[Saved entries]

+ + +

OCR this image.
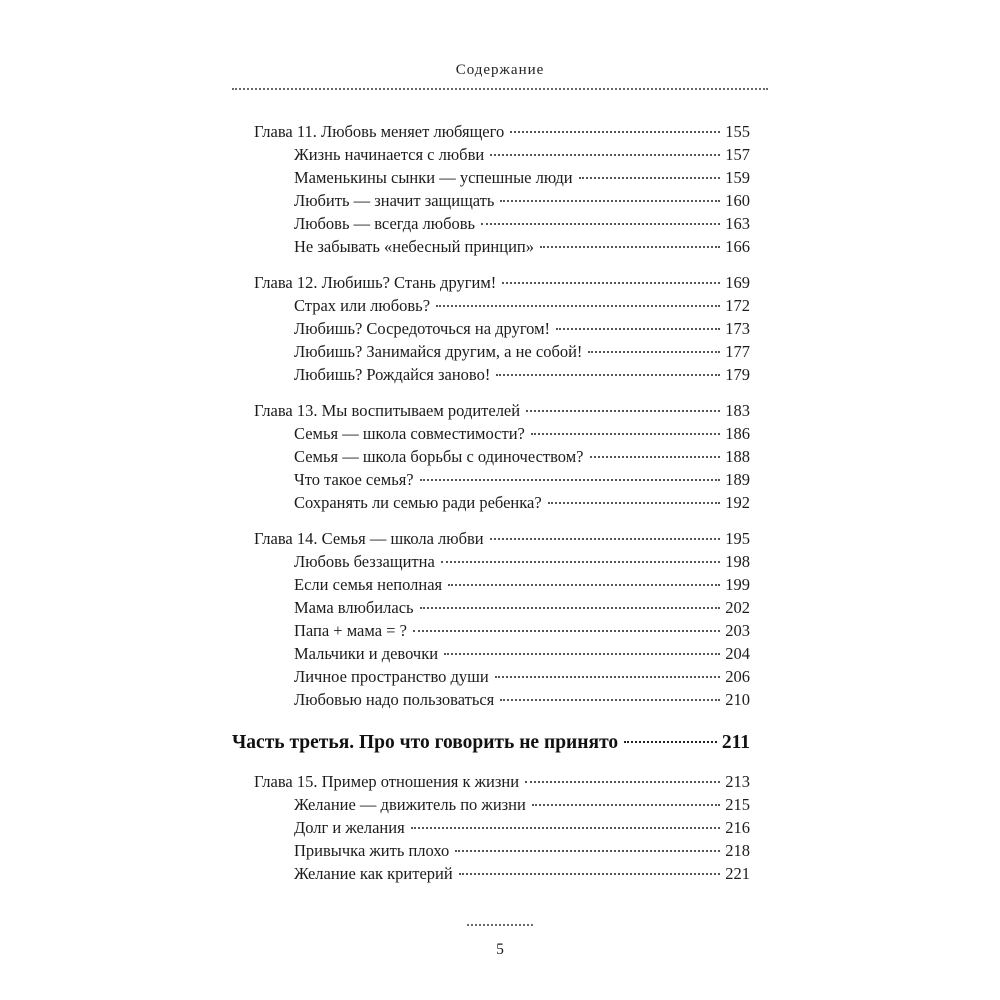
Содержание
Глава 11. Любовь меняет любящего	155
Жизнь начинается с любви	157
Маменькины сынки — успешные люди	159
Любить — значит защищать	160
Любовь — всегда любовь	163
Не забывать «небесный принцип»	166
Глава 12. Любишь? Стань другим!	169
Страх или любовь?	172
Любишь? Сосредоточься на другом!	173
Любишь? Занимайся другим, а не собой!	177
Любишь? Рождайся заново!	179
Глава 13. Мы воспитываем родителей	183
Семья — школа совместимости?	186
Семья — школа борьбы с одиночеством?	188
Что такое семья?	189
Сохранять ли семью ради ребенка?	192
Глава 14. Семья — школа любви	195
Любовь беззащитна	198
Если семья неполная	199
Мама влюбилась	202
Папа + мама = ?	203
Мальчики и девочки	204
Личное пространство души	206
Любовью надо пользоваться	210
Часть третья. Про что говорить не принято	211
Глава 15. Пример отношения к жизни	213
Желание — движитель по жизни	215
Долг и желания	216
Привычка жить плохо	218
Желание как критерий	221
5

+ + +

All of the data above should be quoted exactly, except for the pictures.

» Finished exercise:
OCR this image.
Содержание
Глава 11. Любовь меняет любящего	155
Жизнь начинается с любви	157
Маменькины сынки — успешные люди	159
Любить — значит защищать	160
Любовь — всегда любовь	163
Не забывать «небесный принцип»	166
Глава 12. Любишь? Стань другим!	169
Страх или любовь?	172
Любишь? Сосредоточься на другом!	173
Любишь? Занимайся другим, а не собой!	177
Любишь? Рождайся заново!	179
Глава 13. Мы воспитываем родителей	183
Семья — школа совместимости?	186
Семья — школа борьбы с одиночеством?	188
Что такое семья?	189
Сохранять ли семью ради ребенка?	192
Глава 14. Семья — школа любви	195
Любовь беззащитна	198
Если семья неполная	199
Мама влюбилась	202
Папа + мама = ?	203
Мальчики и девочки	204
Личное пространство души	206
Любовью надо пользоваться	210
Часть третья. Про что говорить не принято	211
Глава 15. Пример отношения к жизни	213
Желание — движитель по жизни	215
Долг и желания	216
Привычка жить плохо	218
Желание как критерий	221
5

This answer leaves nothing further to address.